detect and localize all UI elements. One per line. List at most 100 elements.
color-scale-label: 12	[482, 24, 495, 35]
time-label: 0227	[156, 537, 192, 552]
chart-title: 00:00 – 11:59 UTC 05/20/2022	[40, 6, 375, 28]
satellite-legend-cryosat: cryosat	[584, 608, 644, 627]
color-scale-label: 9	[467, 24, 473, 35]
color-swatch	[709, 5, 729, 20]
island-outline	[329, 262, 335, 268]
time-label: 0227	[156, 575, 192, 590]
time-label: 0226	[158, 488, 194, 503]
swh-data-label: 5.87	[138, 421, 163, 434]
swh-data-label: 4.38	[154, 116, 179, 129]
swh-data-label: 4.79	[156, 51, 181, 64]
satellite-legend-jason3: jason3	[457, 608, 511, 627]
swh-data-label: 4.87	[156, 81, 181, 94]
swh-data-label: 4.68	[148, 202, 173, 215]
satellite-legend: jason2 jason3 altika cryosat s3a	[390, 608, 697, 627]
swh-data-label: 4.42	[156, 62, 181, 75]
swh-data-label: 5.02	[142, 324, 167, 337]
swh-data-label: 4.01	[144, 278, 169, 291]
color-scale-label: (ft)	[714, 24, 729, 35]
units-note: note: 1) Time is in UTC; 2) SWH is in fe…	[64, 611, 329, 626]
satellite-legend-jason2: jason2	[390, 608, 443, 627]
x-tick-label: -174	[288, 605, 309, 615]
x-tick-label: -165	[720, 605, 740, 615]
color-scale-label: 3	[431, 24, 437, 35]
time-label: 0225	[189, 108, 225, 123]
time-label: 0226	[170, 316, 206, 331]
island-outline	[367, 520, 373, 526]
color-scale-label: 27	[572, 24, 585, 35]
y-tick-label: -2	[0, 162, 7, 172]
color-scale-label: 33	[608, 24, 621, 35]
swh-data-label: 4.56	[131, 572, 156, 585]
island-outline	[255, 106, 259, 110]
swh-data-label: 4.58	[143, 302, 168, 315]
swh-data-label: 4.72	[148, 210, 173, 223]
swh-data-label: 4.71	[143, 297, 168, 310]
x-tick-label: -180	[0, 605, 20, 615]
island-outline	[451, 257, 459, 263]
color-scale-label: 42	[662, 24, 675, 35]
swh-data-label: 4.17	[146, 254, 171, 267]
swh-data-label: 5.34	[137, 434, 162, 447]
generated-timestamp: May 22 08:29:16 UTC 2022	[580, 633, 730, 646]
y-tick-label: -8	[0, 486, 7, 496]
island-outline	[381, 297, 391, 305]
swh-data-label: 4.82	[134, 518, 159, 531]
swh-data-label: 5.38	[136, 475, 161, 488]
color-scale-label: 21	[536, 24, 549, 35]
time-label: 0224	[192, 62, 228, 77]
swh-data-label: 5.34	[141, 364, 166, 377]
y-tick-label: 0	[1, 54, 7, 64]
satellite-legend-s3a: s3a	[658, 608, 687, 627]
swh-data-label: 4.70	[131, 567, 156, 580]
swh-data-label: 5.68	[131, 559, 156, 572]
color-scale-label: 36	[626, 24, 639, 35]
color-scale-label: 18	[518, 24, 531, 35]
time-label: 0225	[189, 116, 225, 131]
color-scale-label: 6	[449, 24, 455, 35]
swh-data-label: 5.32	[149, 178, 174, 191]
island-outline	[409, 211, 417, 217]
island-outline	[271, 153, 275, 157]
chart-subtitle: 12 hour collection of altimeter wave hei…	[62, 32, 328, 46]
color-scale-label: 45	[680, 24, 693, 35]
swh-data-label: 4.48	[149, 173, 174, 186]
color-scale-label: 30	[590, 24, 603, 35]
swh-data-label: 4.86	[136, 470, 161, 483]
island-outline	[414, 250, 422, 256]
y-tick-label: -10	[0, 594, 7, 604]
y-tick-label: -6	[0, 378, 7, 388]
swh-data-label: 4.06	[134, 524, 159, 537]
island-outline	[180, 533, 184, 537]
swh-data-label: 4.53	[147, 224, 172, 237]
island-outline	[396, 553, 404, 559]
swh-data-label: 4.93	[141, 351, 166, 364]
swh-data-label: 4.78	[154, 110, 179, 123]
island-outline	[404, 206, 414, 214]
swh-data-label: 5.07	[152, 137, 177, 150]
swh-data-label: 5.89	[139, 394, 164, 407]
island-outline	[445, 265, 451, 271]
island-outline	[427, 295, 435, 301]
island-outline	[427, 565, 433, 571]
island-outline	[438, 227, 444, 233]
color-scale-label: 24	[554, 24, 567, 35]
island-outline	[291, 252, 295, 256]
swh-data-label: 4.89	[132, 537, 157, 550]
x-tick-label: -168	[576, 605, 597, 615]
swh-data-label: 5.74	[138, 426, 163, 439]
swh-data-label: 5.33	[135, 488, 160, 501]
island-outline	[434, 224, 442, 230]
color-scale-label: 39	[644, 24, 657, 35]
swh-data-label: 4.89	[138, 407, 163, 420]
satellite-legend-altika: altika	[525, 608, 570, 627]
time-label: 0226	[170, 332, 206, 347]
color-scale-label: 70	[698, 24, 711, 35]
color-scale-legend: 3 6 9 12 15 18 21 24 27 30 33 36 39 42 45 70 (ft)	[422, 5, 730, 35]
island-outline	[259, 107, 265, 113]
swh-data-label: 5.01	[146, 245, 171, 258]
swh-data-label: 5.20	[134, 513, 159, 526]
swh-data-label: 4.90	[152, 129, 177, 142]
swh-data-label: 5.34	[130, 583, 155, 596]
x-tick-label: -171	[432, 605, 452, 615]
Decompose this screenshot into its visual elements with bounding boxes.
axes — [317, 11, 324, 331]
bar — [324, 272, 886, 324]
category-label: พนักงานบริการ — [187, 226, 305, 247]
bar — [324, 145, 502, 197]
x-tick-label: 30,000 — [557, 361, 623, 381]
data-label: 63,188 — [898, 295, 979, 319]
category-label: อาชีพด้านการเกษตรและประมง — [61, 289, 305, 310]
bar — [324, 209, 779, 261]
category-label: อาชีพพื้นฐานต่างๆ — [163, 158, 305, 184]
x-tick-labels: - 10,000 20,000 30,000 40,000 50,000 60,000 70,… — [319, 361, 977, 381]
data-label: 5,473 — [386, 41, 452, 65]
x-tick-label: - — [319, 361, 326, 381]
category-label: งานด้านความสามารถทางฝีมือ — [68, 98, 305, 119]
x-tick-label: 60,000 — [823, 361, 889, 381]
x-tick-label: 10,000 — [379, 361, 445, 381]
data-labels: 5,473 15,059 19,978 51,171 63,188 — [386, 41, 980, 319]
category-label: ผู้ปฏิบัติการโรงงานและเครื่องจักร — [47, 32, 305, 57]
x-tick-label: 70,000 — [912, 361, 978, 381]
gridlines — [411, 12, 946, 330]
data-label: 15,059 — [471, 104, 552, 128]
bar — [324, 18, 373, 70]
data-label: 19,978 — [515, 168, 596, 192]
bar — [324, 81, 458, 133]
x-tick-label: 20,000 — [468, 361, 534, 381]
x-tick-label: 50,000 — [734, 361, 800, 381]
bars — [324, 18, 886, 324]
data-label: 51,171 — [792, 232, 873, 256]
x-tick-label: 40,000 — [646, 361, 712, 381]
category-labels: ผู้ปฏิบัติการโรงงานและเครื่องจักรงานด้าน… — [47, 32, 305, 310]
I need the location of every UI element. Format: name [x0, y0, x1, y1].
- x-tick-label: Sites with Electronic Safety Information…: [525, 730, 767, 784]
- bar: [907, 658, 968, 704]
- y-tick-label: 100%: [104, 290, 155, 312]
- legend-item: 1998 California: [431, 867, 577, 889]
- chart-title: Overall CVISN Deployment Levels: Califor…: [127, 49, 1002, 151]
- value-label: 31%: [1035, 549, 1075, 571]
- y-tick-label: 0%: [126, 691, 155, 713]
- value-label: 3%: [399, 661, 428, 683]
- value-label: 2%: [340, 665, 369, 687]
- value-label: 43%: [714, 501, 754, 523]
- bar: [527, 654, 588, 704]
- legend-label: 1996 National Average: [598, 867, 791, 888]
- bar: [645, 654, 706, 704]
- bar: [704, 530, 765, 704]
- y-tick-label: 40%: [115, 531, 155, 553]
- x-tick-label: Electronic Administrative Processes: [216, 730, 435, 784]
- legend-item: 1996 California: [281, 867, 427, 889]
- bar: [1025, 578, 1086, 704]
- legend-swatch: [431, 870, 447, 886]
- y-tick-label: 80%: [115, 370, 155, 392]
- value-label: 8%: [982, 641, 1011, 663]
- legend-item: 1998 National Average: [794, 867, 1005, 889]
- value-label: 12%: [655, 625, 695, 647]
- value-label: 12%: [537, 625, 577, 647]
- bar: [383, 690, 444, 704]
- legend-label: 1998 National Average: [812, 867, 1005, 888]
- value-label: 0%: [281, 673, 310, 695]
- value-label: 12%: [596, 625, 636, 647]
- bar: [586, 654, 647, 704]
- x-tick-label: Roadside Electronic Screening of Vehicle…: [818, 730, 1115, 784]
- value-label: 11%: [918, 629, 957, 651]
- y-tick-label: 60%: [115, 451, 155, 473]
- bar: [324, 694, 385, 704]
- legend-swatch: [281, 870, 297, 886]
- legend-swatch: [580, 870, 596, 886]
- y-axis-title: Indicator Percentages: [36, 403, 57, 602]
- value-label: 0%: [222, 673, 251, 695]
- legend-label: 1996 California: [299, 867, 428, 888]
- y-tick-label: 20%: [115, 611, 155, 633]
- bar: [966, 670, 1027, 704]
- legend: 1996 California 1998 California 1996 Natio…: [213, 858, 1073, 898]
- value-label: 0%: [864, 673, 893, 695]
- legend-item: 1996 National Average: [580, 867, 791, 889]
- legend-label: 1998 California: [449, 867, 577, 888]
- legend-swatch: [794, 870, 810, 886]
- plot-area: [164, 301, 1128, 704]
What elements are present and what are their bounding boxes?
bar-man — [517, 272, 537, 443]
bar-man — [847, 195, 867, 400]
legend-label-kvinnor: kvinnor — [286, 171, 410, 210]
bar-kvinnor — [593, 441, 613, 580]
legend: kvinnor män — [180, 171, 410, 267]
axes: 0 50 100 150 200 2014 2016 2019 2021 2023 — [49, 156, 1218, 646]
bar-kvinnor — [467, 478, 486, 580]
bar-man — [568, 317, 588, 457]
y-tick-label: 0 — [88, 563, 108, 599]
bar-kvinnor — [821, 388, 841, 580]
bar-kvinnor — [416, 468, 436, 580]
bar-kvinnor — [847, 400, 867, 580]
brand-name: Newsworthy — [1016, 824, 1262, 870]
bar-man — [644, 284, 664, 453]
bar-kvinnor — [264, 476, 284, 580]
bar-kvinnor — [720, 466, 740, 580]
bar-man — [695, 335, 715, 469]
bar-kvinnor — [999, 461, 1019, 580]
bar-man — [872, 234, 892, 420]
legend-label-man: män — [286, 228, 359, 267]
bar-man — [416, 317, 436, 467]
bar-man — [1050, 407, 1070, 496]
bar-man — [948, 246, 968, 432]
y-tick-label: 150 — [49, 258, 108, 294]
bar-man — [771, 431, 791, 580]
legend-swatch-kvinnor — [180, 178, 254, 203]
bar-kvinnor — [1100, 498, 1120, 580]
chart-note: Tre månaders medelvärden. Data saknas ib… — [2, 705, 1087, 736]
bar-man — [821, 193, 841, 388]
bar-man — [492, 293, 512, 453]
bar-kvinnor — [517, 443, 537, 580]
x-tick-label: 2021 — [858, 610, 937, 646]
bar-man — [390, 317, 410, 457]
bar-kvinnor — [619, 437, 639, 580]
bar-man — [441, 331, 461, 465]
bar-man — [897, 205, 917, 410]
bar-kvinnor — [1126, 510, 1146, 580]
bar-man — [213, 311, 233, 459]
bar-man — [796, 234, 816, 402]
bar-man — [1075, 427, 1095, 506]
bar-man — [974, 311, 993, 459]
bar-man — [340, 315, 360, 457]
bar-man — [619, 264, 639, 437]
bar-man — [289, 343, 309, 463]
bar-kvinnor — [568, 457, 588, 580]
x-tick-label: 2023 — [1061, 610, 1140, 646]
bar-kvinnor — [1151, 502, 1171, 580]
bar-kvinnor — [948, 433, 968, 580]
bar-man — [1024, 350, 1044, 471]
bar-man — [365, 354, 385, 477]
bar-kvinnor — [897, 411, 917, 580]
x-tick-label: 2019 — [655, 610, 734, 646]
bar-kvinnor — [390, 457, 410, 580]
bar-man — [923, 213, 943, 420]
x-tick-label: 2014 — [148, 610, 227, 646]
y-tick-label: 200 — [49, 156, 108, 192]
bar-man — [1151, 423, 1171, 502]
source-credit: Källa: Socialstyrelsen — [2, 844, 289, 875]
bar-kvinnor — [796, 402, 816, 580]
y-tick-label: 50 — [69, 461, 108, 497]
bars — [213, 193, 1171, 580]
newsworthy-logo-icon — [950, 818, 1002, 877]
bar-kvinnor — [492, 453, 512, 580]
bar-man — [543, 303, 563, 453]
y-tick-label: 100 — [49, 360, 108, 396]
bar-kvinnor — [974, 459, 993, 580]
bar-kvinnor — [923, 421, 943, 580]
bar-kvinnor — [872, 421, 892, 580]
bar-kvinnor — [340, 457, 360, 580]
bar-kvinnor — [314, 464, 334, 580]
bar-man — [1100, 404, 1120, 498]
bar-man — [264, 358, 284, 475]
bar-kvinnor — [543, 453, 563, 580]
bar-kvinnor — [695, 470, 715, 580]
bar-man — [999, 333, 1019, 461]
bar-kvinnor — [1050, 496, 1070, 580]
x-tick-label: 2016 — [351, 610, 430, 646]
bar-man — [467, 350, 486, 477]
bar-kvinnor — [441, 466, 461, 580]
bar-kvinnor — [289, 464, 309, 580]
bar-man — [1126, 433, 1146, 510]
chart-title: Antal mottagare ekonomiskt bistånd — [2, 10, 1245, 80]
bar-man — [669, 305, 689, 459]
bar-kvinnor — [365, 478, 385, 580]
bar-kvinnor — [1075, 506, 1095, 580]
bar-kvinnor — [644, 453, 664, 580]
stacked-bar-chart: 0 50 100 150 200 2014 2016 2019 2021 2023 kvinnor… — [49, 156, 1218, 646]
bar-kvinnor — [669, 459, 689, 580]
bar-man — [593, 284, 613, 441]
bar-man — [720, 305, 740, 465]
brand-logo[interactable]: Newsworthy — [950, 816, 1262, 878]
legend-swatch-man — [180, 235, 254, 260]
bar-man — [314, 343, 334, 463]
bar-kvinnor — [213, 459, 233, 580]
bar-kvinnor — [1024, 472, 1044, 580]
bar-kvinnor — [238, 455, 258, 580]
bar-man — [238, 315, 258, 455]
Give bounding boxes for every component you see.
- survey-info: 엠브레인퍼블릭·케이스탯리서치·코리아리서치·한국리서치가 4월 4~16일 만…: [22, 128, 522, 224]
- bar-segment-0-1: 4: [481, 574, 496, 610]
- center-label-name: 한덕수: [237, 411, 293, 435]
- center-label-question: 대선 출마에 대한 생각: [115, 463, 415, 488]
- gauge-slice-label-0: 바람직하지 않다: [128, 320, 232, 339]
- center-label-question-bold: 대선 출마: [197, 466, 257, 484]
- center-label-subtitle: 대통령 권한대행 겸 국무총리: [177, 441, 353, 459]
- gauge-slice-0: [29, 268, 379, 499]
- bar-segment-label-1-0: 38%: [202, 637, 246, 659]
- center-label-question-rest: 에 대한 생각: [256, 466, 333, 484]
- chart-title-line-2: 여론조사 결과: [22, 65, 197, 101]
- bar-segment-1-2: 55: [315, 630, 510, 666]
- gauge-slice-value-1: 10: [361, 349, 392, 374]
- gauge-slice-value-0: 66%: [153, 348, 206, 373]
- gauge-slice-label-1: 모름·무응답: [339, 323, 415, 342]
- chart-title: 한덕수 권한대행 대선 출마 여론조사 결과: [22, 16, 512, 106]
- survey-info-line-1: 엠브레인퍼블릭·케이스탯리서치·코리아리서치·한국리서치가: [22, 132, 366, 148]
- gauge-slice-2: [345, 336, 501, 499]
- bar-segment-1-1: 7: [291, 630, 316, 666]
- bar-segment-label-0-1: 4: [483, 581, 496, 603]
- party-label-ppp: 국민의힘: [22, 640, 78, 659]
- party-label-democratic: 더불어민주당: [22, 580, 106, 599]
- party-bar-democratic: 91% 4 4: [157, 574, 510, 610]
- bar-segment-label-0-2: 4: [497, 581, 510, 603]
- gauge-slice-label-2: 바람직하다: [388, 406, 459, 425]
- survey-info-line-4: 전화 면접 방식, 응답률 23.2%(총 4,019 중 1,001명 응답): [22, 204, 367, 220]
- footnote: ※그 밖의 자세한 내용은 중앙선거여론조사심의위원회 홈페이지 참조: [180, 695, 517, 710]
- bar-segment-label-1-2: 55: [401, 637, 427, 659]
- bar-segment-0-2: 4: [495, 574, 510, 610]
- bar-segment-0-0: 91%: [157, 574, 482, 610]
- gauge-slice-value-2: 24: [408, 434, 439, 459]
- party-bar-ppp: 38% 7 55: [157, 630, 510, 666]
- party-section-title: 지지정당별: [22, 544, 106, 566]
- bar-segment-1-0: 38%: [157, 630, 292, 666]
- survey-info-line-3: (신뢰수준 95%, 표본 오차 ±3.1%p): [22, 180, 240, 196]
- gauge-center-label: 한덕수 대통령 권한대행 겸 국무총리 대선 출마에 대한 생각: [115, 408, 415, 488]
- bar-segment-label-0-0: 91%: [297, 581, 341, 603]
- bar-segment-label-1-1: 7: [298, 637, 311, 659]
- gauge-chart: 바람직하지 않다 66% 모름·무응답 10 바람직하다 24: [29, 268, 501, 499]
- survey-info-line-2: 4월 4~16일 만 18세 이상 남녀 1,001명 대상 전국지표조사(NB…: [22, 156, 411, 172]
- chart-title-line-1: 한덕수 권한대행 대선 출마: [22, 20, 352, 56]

****

Problem to work on: Rewrite the data from the first line up to and including the line with "5, 729, 20]" as a Markdown table with the columns No. and Entry, numbering each row and omitting blank lines.

Response:
| No. | Entry |
|---|---|
| 1 | detect and localize all UI elements. One per line. List at most 100 elements. |
| 2 | color-scale-label: 12	[482, 24, 495, 35] |
| 3 | time-label: 0227	[156, 537, 192, 552] |
| 4 | chart-title: 00:00 – 11:59 UTC 05/20/2022	[40, 6, 375, 28] |
| 5 | satellite-legend-cryosat: cryosat	[584, 608, 644, 627] |
| 6 | color-scale-label: 9	[467, 24, 473, 35] |
| 7 | color-swatch	[709, 5, 729, 20] |